Element-and-box listings
---

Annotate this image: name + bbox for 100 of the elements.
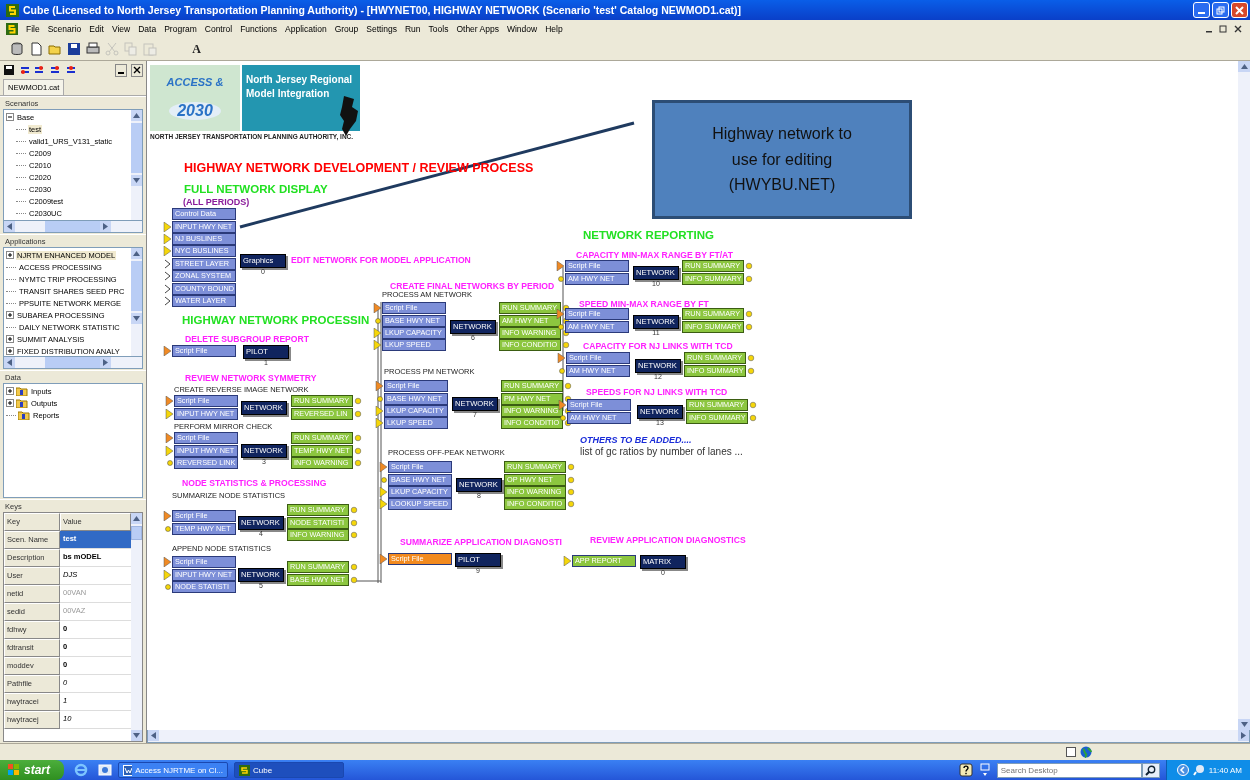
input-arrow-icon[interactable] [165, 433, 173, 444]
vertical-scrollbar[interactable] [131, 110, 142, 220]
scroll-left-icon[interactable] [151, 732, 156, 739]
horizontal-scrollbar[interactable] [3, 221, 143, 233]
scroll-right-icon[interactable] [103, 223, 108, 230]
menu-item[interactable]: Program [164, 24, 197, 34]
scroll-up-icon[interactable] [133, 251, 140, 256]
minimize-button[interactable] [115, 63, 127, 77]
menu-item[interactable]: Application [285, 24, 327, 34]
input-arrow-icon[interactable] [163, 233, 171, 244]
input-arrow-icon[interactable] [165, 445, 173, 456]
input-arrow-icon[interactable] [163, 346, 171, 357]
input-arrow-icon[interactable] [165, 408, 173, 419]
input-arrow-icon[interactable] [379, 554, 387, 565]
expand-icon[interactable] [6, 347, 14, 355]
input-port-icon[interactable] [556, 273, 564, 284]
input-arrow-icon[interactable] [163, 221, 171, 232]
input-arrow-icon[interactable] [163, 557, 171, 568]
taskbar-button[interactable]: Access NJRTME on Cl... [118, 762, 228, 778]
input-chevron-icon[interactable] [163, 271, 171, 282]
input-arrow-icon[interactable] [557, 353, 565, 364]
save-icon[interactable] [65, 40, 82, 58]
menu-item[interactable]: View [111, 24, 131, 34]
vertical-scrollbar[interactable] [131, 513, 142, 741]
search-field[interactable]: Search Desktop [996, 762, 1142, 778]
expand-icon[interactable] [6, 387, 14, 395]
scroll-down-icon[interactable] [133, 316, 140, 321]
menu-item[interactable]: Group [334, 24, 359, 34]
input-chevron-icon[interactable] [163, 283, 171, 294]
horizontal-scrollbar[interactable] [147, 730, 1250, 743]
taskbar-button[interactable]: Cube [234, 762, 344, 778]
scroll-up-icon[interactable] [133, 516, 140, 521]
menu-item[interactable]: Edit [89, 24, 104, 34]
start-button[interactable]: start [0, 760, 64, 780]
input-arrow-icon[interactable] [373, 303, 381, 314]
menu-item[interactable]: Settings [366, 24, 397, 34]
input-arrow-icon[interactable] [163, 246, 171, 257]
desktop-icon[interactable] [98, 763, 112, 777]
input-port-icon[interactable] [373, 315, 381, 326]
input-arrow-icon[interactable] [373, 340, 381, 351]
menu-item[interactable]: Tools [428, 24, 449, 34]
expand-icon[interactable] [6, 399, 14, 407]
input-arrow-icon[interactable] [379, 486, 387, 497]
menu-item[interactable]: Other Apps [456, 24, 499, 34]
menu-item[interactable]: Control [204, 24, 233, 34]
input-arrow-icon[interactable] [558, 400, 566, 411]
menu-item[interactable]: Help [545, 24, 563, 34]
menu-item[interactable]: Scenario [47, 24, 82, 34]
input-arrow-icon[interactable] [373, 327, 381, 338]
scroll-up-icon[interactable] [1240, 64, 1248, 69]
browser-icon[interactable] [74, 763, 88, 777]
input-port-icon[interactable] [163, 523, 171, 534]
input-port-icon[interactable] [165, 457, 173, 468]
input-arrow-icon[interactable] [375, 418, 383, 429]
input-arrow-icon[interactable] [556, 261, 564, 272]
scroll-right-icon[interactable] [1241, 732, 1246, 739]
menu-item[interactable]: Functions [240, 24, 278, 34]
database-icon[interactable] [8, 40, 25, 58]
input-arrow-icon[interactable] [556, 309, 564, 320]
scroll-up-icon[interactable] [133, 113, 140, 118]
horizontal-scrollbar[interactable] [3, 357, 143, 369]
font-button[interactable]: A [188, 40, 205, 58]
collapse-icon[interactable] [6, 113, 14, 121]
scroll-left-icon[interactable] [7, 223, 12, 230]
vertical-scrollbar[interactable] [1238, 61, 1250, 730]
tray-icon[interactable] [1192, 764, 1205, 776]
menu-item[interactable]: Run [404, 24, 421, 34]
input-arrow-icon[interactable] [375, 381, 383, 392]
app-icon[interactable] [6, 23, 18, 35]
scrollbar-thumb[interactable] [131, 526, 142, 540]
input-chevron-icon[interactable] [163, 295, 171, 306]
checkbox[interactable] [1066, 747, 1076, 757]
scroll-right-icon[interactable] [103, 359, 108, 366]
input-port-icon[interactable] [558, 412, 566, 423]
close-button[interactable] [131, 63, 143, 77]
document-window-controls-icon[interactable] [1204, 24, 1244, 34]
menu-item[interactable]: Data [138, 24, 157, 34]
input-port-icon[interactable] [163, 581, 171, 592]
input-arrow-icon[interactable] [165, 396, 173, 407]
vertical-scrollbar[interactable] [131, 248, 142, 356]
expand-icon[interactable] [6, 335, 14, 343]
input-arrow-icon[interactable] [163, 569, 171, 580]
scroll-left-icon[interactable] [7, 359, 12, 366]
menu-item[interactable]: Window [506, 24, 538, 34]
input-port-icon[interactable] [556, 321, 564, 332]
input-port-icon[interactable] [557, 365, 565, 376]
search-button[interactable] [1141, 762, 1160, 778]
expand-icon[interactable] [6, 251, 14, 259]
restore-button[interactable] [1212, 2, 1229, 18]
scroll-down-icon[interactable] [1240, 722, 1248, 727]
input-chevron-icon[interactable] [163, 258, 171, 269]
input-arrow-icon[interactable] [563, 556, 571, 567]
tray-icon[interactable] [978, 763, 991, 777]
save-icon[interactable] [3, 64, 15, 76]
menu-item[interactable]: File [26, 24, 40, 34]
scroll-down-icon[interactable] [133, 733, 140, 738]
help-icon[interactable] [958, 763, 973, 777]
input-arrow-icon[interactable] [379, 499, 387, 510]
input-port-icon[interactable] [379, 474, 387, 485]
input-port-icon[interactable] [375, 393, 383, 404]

---

Exercise task: Change every "menu-item" in the lines above to "menu-entry" and reproduce the lines otherwise unchanged, leaving out the pictures.

Result of this task:
Annotate this image: name + bbox for 100 of the elements.
input-arrow-icon[interactable] [165, 433, 173, 444]
vertical-scrollbar[interactable] [131, 110, 142, 220]
scroll-left-icon[interactable] [151, 732, 156, 739]
horizontal-scrollbar[interactable] [3, 221, 143, 233]
scroll-right-icon[interactable] [103, 223, 108, 230]
menu-entry[interactable]: Program [164, 24, 197, 34]
scroll-up-icon[interactable] [133, 251, 140, 256]
minimize-button[interactable] [115, 63, 127, 77]
menu-entry[interactable]: Application [285, 24, 327, 34]
input-arrow-icon[interactable] [163, 233, 171, 244]
input-arrow-icon[interactable] [165, 445, 173, 456]
input-arrow-icon[interactable] [163, 346, 171, 357]
input-arrow-icon[interactable] [165, 408, 173, 419]
input-arrow-icon[interactable] [379, 554, 387, 565]
expand-icon[interactable] [6, 347, 14, 355]
input-port-icon[interactable] [556, 273, 564, 284]
input-arrow-icon[interactable] [163, 221, 171, 232]
input-arrow-icon[interactable] [163, 557, 171, 568]
taskbar-button[interactable]: Access NJRTME on Cl... [118, 762, 228, 778]
input-chevron-icon[interactable] [163, 271, 171, 282]
input-arrow-icon[interactable] [557, 353, 565, 364]
save-icon[interactable] [65, 40, 82, 58]
menu-entry[interactable]: View [111, 24, 131, 34]
vertical-scrollbar[interactable] [131, 513, 142, 741]
search-field[interactable]: Search Desktop [996, 762, 1142, 778]
expand-icon[interactable] [6, 387, 14, 395]
scroll-down-icon[interactable] [133, 316, 140, 321]
menu-entry[interactable]: Group [334, 24, 359, 34]
input-chevron-icon[interactable] [163, 283, 171, 294]
horizontal-scrollbar[interactable] [147, 730, 1250, 743]
taskbar-button[interactable]: Cube [234, 762, 344, 778]
scroll-up-icon[interactable] [133, 516, 140, 521]
menu-entry[interactable]: Edit [89, 24, 104, 34]
start-button[interactable]: start [0, 760, 64, 780]
input-arrow-icon[interactable] [373, 303, 381, 314]
menu-entry[interactable]: Settings [366, 24, 397, 34]
input-arrow-icon[interactable] [163, 246, 171, 257]
desktop-icon[interactable] [98, 763, 112, 777]
input-port-icon[interactable] [373, 315, 381, 326]
input-arrow-icon[interactable] [373, 340, 381, 351]
menu-entry[interactable]: Tools [428, 24, 449, 34]
expand-icon[interactable] [6, 399, 14, 407]
input-arrow-icon[interactable] [379, 486, 387, 497]
menu-entry[interactable]: Other Apps [456, 24, 499, 34]
menu-entry[interactable]: Control [204, 24, 233, 34]
input-arrow-icon[interactable] [558, 400, 566, 411]
menu-entry[interactable]: Help [545, 24, 563, 34]
menu-entry[interactable]: Scenario [47, 24, 82, 34]
input-arrow-icon[interactable] [373, 327, 381, 338]
scroll-up-icon[interactable] [1240, 64, 1248, 69]
browser-icon[interactable] [74, 763, 88, 777]
input-port-icon[interactable] [163, 523, 171, 534]
input-port-icon[interactable] [165, 457, 173, 468]
input-arrow-icon[interactable] [375, 418, 383, 429]
input-arrow-icon[interactable] [556, 261, 564, 272]
scroll-right-icon[interactable] [1241, 732, 1246, 739]
menu-entry[interactable]: Functions [240, 24, 278, 34]
database-icon[interactable] [8, 40, 25, 58]
input-arrow-icon[interactable] [556, 309, 564, 320]
scroll-up-icon[interactable] [133, 113, 140, 118]
horizontal-scrollbar[interactable] [3, 357, 143, 369]
font-button[interactable]: A [188, 40, 205, 58]
collapse-icon[interactable] [6, 113, 14, 121]
scroll-left-icon[interactable] [7, 223, 12, 230]
vertical-scrollbar[interactable] [1238, 61, 1250, 730]
tray-icon[interactable] [1192, 764, 1205, 776]
menu-entry[interactable]: Run [404, 24, 421, 34]
input-arrow-icon[interactable] [375, 381, 383, 392]
app-icon[interactable] [6, 23, 18, 35]
scrollbar-thumb[interactable] [131, 526, 142, 540]
input-chevron-icon[interactable] [163, 295, 171, 306]
checkbox[interactable] [1066, 747, 1076, 757]
scroll-right-icon[interactable] [103, 359, 108, 366]
input-port-icon[interactable] [558, 412, 566, 423]
close-button[interactable] [131, 63, 143, 77]
document-window-controls-icon[interactable] [1204, 24, 1244, 34]
menu-entry[interactable]: Data [138, 24, 157, 34]
input-port-icon[interactable] [163, 581, 171, 592]
input-arrow-icon[interactable] [165, 396, 173, 407]
vertical-scrollbar[interactable] [131, 248, 142, 356]
expand-icon[interactable] [6, 335, 14, 343]
input-arrow-icon[interactable] [163, 569, 171, 580]
scroll-left-icon[interactable] [7, 359, 12, 366]
menu-entry[interactable]: Window [506, 24, 538, 34]
input-port-icon[interactable] [556, 321, 564, 332]
input-port-icon[interactable] [557, 365, 565, 376]
search-button[interactable] [1141, 762, 1160, 778]
expand-icon[interactable] [6, 251, 14, 259]
restore-button[interactable] [1212, 2, 1229, 18]
scroll-down-icon[interactable] [1240, 722, 1248, 727]
input-chevron-icon[interactable] [163, 258, 171, 269]
input-arrow-icon[interactable] [563, 556, 571, 567]
tray-icon[interactable] [978, 763, 991, 777]
save-icon[interactable] [3, 64, 15, 76]
menu-entry[interactable]: File [26, 24, 40, 34]
scroll-down-icon[interactable] [133, 733, 140, 738]
help-icon[interactable] [958, 763, 973, 777]
input-arrow-icon[interactable] [379, 499, 387, 510]
input-port-icon[interactable] [379, 474, 387, 485]
input-port-icon[interactable] [375, 393, 383, 404]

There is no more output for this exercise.